===== EXERCISE MATERIAL
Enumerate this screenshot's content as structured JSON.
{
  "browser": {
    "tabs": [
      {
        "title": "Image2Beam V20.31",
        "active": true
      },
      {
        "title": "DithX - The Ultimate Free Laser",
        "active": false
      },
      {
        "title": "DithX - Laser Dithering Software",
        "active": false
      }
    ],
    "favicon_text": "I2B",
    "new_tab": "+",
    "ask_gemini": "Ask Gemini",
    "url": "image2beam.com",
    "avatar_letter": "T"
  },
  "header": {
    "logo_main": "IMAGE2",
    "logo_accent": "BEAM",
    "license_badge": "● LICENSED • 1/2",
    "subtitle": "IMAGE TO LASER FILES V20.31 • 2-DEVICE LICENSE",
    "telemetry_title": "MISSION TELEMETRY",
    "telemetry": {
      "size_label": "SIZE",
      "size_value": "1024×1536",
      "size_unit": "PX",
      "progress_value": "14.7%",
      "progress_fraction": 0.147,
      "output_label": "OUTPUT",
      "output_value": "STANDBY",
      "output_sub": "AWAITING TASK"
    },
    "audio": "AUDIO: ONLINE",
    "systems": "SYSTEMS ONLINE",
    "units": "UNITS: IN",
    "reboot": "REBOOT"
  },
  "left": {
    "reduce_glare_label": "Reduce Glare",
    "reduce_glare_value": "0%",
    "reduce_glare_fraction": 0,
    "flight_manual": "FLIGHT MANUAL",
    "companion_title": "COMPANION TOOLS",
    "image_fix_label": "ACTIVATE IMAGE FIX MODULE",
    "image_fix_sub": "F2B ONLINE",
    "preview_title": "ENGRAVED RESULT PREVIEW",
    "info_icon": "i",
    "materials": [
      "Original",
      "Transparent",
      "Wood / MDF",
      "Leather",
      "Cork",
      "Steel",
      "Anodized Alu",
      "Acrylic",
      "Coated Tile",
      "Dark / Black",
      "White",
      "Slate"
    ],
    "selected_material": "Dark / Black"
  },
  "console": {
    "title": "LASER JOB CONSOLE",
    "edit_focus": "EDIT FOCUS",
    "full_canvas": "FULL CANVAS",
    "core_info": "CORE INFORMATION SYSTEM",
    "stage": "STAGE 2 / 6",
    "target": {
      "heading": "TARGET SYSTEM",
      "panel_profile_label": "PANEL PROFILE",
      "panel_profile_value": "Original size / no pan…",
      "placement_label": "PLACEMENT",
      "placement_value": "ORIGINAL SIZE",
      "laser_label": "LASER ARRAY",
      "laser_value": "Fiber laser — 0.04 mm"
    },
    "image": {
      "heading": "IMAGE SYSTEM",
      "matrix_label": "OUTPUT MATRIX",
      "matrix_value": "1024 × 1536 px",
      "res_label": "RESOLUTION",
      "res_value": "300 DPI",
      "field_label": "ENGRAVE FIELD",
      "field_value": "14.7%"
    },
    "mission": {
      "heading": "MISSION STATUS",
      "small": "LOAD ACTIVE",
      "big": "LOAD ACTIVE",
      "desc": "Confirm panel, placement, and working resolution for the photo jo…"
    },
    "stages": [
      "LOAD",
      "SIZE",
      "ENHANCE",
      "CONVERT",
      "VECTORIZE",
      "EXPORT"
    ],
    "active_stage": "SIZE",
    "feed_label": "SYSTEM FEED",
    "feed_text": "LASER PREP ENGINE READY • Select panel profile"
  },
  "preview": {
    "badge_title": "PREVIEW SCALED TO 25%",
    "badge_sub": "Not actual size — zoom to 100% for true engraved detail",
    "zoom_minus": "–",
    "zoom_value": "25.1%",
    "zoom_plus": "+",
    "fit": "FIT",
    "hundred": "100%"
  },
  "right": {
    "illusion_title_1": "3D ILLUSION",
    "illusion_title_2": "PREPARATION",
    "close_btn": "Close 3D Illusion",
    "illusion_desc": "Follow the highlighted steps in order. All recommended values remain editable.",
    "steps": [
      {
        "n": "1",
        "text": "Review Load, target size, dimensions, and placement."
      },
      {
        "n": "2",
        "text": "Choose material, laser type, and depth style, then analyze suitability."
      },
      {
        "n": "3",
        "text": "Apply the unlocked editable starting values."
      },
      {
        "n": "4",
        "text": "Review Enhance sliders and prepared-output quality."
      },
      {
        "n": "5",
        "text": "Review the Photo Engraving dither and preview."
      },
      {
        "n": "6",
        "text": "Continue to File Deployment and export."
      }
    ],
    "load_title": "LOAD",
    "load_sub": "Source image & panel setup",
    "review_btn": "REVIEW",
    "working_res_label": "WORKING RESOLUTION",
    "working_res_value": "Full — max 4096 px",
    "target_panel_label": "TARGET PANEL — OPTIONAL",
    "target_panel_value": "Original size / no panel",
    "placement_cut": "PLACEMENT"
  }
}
==========
> _THE TASK_
Wherever "true" shows up in a line, copy that line.

> _WRITTEN ANSWER_
        "active": true
    "badge_sub": "Not actual size — zoom to 100% for true engraved detail",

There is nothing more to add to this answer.